[What you will do]: Can you repeat verbatim the lines below that start with the line containing "Output each element" and run through the line containing "room-label: BAGNO: [412, 533, 445, 543]", including both of those lines and no others?

──────── Task data ────────

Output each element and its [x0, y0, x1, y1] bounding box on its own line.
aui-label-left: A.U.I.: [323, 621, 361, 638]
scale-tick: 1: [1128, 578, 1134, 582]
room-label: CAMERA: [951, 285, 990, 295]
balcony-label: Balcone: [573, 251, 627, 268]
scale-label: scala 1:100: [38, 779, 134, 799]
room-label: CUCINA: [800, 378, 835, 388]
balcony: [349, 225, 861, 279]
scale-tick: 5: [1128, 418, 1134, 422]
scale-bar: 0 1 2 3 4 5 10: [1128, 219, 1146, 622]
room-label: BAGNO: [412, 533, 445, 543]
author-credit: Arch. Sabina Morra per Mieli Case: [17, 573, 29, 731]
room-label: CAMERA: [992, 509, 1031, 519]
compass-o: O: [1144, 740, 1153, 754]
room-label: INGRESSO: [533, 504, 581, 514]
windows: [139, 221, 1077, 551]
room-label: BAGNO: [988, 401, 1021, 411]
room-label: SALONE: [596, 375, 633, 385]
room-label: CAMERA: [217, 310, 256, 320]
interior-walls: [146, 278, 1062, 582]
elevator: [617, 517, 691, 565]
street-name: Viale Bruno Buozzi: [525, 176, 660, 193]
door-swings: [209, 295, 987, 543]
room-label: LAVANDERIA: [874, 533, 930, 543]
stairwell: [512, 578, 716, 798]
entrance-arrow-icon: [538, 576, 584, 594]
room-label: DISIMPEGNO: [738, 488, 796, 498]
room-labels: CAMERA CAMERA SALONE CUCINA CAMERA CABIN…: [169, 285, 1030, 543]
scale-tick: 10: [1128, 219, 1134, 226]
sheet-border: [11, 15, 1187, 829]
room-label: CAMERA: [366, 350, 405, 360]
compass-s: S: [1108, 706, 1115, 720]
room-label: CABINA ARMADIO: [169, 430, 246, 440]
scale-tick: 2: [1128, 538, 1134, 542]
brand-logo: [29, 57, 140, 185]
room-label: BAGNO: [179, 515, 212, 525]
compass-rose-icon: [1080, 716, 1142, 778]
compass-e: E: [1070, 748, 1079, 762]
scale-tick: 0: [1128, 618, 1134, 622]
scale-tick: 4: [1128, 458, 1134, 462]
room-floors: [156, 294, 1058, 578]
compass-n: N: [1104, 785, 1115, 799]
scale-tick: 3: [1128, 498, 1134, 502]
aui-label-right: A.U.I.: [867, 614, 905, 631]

────────
──────── Task data ────────

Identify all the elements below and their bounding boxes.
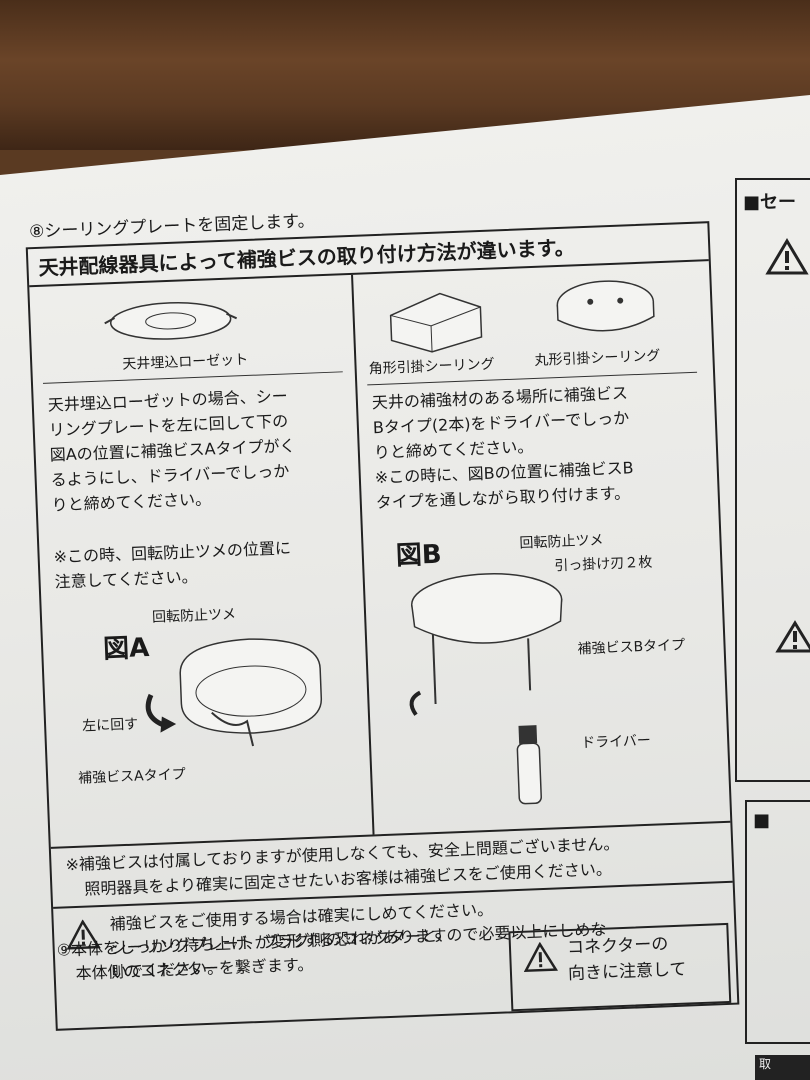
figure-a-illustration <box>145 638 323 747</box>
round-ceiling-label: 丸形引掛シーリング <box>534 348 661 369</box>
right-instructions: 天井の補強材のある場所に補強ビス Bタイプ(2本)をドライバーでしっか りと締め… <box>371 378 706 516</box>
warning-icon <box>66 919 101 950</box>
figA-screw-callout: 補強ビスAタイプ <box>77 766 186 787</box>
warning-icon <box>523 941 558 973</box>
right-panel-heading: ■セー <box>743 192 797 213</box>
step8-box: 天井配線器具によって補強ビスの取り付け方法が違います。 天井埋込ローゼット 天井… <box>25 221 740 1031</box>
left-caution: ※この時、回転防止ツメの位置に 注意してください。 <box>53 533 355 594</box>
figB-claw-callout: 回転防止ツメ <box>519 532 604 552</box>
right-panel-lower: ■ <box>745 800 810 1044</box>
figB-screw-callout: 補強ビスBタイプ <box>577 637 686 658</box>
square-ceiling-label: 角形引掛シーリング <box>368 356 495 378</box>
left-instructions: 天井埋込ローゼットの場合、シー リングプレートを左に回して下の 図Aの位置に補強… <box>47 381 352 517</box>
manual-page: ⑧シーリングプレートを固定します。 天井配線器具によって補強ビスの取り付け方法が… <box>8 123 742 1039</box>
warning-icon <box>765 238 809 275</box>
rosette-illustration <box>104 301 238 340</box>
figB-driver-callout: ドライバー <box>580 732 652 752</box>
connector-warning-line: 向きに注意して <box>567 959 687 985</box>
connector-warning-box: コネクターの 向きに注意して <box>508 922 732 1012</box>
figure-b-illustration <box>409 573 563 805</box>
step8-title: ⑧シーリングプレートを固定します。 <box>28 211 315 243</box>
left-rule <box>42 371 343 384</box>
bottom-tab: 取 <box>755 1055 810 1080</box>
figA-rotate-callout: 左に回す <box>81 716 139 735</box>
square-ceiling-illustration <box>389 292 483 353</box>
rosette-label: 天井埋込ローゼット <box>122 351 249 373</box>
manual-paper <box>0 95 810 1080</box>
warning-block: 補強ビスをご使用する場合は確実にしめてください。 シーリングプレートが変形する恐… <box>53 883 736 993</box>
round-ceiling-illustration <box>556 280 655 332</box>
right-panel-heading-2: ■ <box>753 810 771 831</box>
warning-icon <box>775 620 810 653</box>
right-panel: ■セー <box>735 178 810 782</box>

────────

[Response below]:
Output each element and its [x0, y0, x1, y1] bounding box on its own line.
aui-label-left: A.U.I.: [323, 621, 361, 638]
scale-tick: 1: [1128, 578, 1134, 582]
room-label: CAMERA: [951, 285, 990, 295]
balcony-label: Balcone: [573, 251, 627, 268]
scale-label: scala 1:100: [38, 779, 134, 799]
room-label: CUCINA: [800, 378, 835, 388]
balcony: [349, 225, 861, 279]
scale-tick: 5: [1128, 418, 1134, 422]
scale-bar: 0 1 2 3 4 5 10: [1128, 219, 1146, 622]
room-label: BAGNO: [412, 533, 445, 543]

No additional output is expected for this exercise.